# WHAT TO PRODUCE
Present the following entries again, word for word and in full.

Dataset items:
▼▼▼
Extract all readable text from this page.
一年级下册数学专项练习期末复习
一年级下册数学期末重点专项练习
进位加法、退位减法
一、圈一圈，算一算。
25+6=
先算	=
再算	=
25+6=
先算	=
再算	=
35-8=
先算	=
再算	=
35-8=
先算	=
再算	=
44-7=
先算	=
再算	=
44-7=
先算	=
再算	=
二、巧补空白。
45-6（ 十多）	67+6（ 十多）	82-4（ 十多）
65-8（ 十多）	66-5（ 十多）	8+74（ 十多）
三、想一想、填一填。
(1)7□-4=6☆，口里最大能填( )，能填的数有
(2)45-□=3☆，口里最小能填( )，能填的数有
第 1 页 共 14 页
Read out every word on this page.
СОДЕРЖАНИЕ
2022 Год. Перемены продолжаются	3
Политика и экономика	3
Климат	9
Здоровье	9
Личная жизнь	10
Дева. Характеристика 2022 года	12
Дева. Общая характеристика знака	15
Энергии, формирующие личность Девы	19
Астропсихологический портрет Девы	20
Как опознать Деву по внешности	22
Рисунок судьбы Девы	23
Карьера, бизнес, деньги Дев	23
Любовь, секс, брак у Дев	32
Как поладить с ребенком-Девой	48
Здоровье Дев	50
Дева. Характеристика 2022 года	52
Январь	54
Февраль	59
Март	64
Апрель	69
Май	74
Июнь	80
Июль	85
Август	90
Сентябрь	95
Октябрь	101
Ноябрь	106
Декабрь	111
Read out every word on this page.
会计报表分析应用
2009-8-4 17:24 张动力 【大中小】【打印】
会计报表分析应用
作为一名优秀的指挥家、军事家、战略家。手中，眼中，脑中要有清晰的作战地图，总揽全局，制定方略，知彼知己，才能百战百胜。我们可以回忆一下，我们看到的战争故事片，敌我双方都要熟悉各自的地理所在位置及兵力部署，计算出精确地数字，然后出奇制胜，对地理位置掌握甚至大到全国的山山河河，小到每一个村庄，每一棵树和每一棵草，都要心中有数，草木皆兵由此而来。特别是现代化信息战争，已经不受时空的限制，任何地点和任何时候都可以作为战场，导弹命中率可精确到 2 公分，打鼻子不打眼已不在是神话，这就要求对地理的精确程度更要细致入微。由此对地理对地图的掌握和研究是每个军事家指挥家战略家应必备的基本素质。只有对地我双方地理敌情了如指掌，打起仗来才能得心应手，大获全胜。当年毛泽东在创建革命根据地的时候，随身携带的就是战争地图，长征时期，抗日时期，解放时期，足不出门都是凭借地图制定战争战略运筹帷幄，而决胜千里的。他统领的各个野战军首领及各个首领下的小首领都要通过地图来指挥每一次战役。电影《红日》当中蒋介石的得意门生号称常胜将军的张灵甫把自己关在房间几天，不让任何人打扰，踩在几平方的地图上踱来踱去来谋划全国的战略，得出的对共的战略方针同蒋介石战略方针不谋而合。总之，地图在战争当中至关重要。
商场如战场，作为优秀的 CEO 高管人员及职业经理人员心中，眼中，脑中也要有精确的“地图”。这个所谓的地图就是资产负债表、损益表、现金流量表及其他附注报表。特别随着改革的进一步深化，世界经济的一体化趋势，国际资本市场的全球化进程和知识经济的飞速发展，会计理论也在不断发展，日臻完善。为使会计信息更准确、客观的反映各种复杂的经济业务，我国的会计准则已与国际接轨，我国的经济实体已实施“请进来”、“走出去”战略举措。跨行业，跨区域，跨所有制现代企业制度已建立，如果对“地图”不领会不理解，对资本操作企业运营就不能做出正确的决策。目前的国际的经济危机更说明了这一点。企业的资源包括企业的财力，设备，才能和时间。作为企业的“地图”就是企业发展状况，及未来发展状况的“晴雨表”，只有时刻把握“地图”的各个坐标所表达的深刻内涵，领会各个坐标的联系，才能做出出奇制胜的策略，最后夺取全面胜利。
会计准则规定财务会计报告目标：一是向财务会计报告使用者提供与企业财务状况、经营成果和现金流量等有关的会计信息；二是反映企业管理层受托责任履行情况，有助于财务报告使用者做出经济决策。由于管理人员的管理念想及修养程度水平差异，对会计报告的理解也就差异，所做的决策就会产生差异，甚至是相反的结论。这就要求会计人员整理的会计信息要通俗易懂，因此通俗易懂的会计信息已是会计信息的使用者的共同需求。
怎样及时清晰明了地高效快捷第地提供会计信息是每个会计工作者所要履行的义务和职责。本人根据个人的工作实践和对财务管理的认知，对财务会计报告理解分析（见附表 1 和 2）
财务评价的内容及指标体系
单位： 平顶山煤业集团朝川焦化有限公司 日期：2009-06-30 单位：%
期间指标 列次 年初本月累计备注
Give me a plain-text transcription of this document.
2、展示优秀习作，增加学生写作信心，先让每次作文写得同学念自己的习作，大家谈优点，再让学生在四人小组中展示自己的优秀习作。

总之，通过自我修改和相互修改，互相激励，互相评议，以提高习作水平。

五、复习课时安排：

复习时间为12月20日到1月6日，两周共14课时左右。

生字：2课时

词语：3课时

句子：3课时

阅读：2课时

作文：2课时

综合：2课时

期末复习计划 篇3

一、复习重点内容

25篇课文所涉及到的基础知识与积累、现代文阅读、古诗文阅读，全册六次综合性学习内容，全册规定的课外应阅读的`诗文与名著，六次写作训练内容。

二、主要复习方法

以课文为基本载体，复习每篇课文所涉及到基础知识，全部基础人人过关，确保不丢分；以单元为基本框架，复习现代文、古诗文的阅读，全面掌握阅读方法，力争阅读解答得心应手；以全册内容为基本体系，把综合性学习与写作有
▲▲▲
# WRITTEN SOLUTION
Extract all readable text from this page.
一年级下册数学专项练习期末复习
一年级下册数学期末重点专项练习
进位加法、退位减法
一、圈一圈，算一算。
25+6=
先算	=
再算	=
25+6=
先算	=
再算	=
35-8=
先算	=
再算	=
35-8=
先算	=
再算	=
44-7=
先算	=
再算	=
44-7=
先算	=
再算	=
二、巧补空白。
45-6（ 十多）	67+6（ 十多）	82-4（ 十多）
65-8（ 十多）	66-5（ 十多）	8+74（ 十多）
三、想一想、填一填。
(1)7□-4=6☆，口里最大能填( )，能填的数有
(2)45-□=3☆，口里最小能填( )，能填的数有
第 1 页 共 14 页
Read out every word on this page.
СОДЕРЖАНИЕ
2022 Год. Перемены продолжаются	3
Политика и экономика	3
Климат	9
Здоровье	9
Личная жизнь	10
Дева. Характеристика 2022 года	12
Дева. Общая характеристика знака	15
Энергии, формирующие личность Девы	19
Астропсихологический портрет Девы	20
Как опознать Деву по внешности	22
Рисунок судьбы Девы	23
Карьера, бизнес, деньги Дев	23
Любовь, секс, брак у Дев	32
Как поладить с ребенком-Девой	48
Здоровье Дев	50
Дева. Характеристика 2022 года	52
Январь	54
Февраль	59
Март	64
Апрель	69
Май	74
Июнь	80
Июль	85
Август	90
Сентябрь	95
Октябрь	101
Ноябрь	106
Декабрь	111
Read out every word on this page.
会计报表分析应用
2009-8-4 17:24 张动力 【大中小】【打印】
会计报表分析应用
作为一名优秀的指挥家、军事家、战略家。手中，眼中，脑中要有清晰的作战地图，总揽全局，制定方略，知彼知己，才能百战百胜。我们可以回忆一下，我们看到的战争故事片，敌我双方都要熟悉各自的地理所在位置及兵力部署，计算出精确地数字，然后出奇制胜，对地理位置掌握甚至大到全国的山山河河，小到每一个村庄，每一棵树和每一棵草，都要心中有数，草木皆兵由此而来。特别是现代化信息战争，已经不受时空的限制，任何地点和任何时候都可以作为战场，导弹命中率可精确到 2 公分，打鼻子不打眼已不在是神话，这就要求对地理的精确程度更要细致入微。由此对地理对地图的掌握和研究是每个军事家指挥家战略家应必备的基本素质。只有对地我双方地理敌情了如指掌，打起仗来才能得心应手，大获全胜。当年毛泽东在创建革命根据地的时候，随身携带的就是战争地图，长征时期，抗日时期，解放时期，足不出门都是凭借地图制定战争战略运筹帷幄，而决胜千里的。他统领的各个野战军首领及各个首领下的小首领都要通过地图来指挥每一次战役。电影《红日》当中蒋介石的得意门生号称常胜将军的张灵甫把自己关在房间几天，不让任何人打扰，踩在几平方的地图上踱来踱去来谋划全国的战略，得出的对共的战略方针同蒋介石战略方针不谋而合。总之，地图在战争当中至关重要。
商场如战场，作为优秀的 CEO 高管人员及职业经理人员心中，眼中，脑中也要有精确的“地图”。这个所谓的地图就是资产负债表、损益表、现金流量表及其他附注报表。特别随着改革的进一步深化，世界经济的一体化趋势，国际资本市场的全球化进程和知识经济的飞速发展，会计理论也在不断发展，日臻完善。为使会计信息更准确、客观的反映各种复杂的经济业务，我国的会计准则已与国际接轨，我国的经济实体已实施“请进来”、“走出去”战略举措。跨行业，跨区域，跨所有制现代企业制度已建立，如果对“地图”不领会不理解，对资本操作企业运营就不能做出正确的决策。目前的国际的经济危机更说明了这一点。企业的资源包括企业的财力，设备，才能和时间。作为企业的“地图”就是企业发展状况，及未来发展状况的“晴雨表”，只有时刻把握“地图”的各个坐标所表达的深刻内涵，领会各个坐标的联系，才能做出出奇制胜的策略，最后夺取全面胜利。
会计准则规定财务会计报告目标：一是向财务会计报告使用者提供与企业财务状况、经营成果和现金流量等有关的会计信息；二是反映企业管理层受托责任履行情况，有助于财务报告使用者做出经济决策。由于管理人员的管理念想及修养程度水平差异，对会计报告的理解也就差异，所做的决策就会产生差异，甚至是相反的结论。这就要求会计人员整理的会计信息要通俗易懂，因此通俗易懂的会计信息已是会计信息的使用者的共同需求。
怎样及时清晰明了地高效快捷第地提供会计信息是每个会计工作者所要履行的义务和职责。本人根据个人的工作实践和对财务管理的认知，对财务会计报告理解分析（见附表 1 和 2）
财务评价的内容及指标体系
单位： 平顶山煤业集团朝川焦化有限公司 日期：2009-06-30 单位：%
期间指标 列次 年初本月累计备注
Give me a plain-text transcription of this document.
2、展示优秀习作，增加学生写作信心，先让每次作文写得同学念自己的习作，大家谈优点，再让学生在四人小组中展示自己的优秀习作。

总之，通过自我修改和相互修改，互相激励，互相评议，以提高习作水平。

五、复习课时安排：

复习时间为12月20日到1月6日，两周共14课时左右。

生字：2课时

词语：3课时

句子：3课时

阅读：2课时

作文：2课时

综合：2课时

期末复习计划 篇3

一、复习重点内容

25篇课文所涉及到的基础知识与积累、现代文阅读、古诗文阅读，全册六次综合性学习内容，全册规定的课外应阅读的`诗文与名著，六次写作训练内容。

二、主要复习方法

以课文为基本载体，复习每篇课文所涉及到基础知识，全部基础人人过关，确保不丢分；以单元为基本框架，复习现代文、古诗文的阅读，全面掌握阅读方法，力争阅读解答得心应手；以全册内容为基本体系，把综合性学习与写作有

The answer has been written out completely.